# Written task
The records below should be written out again, exactly.
──────────────────────────────
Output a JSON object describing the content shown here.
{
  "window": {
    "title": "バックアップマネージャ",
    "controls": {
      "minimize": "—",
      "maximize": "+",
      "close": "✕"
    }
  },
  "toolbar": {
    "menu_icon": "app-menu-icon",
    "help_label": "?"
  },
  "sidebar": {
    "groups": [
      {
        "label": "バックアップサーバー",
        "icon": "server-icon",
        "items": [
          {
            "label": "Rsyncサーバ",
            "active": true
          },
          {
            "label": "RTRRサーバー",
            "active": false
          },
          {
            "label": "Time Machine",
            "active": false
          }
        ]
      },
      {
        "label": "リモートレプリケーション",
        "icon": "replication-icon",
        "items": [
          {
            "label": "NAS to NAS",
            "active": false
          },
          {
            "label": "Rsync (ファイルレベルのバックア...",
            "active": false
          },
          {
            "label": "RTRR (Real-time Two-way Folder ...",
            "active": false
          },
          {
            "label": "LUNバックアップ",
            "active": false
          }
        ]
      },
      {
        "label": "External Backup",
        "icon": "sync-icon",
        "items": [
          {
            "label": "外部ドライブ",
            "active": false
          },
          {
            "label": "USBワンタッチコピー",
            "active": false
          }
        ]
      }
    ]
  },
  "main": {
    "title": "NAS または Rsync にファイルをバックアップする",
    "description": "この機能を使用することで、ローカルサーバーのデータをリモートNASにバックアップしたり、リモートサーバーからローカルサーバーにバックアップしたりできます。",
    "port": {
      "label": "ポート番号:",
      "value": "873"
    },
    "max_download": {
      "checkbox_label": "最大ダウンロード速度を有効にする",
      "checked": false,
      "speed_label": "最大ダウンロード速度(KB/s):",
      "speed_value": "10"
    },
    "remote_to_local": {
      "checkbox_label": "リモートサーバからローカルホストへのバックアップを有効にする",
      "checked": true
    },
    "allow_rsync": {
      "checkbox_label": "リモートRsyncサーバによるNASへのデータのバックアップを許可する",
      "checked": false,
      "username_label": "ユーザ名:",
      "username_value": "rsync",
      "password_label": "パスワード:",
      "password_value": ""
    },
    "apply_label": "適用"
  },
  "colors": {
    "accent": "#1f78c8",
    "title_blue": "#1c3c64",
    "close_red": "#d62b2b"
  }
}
──────────────────────────────
# Task output
Output a JSON object describing the content shown here.
{
  "window": {
    "title": "バックアップマネージャ",
    "controls": {
      "minimize": "—",
      "maximize": "+",
      "close": "✕"
    }
  },
  "toolbar": {
    "menu_icon": "app-menu-icon",
    "help_label": "?"
  },
  "sidebar": {
    "groups": [
      {
        "label": "バックアップサーバー",
        "icon": "server-icon",
        "items": [
          {
            "label": "Rsyncサーバ",
            "active": true
          },
          {
            "label": "RTRRサーバー",
            "active": false
          },
          {
            "label": "Time Machine",
            "active": false
          }
        ]
      },
      {
        "label": "リモートレプリケーション",
        "icon": "replication-icon",
        "items": [
          {
            "label": "NAS to NAS",
            "active": false
          },
          {
            "label": "Rsync (ファイルレベルのバックア...",
            "active": false
          },
          {
            "label": "RTRR (Real-time Two-way Folder ...",
            "active": false
          },
          {
            "label": "LUNバックアップ",
            "active": false
          }
        ]
      },
      {
        "label": "External Backup",
        "icon": "sync-icon",
        "items": [
          {
            "label": "外部ドライブ",
            "active": false
          },
          {
            "label": "USBワンタッチコピー",
            "active": false
          }
        ]
      }
    ]
  },
  "main": {
    "title": "NAS または Rsync にファイルをバックアップする",
    "description": "この機能を使用することで、ローカルサーバーのデータをリモートNASにバックアップしたり、リモートサーバーからローカルサーバーにバックアップしたりできます。",
    "port": {
      "label": "ポート番号:",
      "value": "873"
    },
    "max_download": {
      "checkbox_label": "最大ダウンロード速度を有効にする",
      "checked": false,
      "speed_label": "最大ダウンロード速度(KB/s):",
      "speed_value": "10"
    },
    "remote_to_local": {
      "checkbox_label": "リモートサーバからローカルホストへのバックアップを有効にする",
      "checked": true
    },
    "allow_rsync": {
      "checkbox_label": "リモートRsyncサーバによるNASへのデータのバックアップを許可する",
      "checked": false,
      "username_label": "ユーザ名:",
      "username_value": "rsync",
      "password_label": "パスワード:",
      "password_value": ""
    },
    "apply_label": "適用"
  },
  "colors": {
    "accent": "#1f78c8",
    "title_blue": "#1c3c64",
    "close_red": "#d62b2b"
  }
}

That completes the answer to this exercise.